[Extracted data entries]
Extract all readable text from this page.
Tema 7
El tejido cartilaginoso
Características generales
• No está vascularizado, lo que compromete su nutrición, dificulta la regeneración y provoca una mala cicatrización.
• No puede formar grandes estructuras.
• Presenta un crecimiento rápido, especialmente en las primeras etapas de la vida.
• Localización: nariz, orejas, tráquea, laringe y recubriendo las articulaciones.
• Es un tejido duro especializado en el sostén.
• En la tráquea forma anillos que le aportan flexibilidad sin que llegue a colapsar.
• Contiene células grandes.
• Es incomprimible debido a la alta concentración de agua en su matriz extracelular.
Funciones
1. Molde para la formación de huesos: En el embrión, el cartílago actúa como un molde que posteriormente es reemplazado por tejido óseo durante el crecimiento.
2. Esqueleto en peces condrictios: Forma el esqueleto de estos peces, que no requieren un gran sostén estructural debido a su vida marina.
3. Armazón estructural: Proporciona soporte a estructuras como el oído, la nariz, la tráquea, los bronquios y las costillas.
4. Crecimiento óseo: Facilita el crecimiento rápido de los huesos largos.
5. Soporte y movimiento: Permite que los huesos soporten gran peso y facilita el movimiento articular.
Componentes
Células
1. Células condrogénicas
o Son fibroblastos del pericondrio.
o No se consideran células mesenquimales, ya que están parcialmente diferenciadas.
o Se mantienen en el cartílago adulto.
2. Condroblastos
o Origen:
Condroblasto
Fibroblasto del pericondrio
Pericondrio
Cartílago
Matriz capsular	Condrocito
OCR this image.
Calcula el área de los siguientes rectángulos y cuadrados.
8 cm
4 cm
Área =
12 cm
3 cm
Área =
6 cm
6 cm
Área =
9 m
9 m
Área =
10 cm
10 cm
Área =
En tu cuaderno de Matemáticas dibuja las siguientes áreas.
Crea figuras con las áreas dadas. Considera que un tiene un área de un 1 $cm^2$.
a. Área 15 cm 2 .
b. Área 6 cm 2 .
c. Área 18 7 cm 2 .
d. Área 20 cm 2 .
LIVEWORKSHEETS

* Problem to work on: Return, from the data, each line that has the word "estructural" in it.

* Answer:
2. Esqueleto en peces condrictios: Forma el esqueleto de estos peces, que no requieren un gran sostén estructural debido a su vida marina.
3. Armazón estructural: Proporciona soporte a estructuras como el oído, la nariz, la tráquea, los bronquios y las costillas.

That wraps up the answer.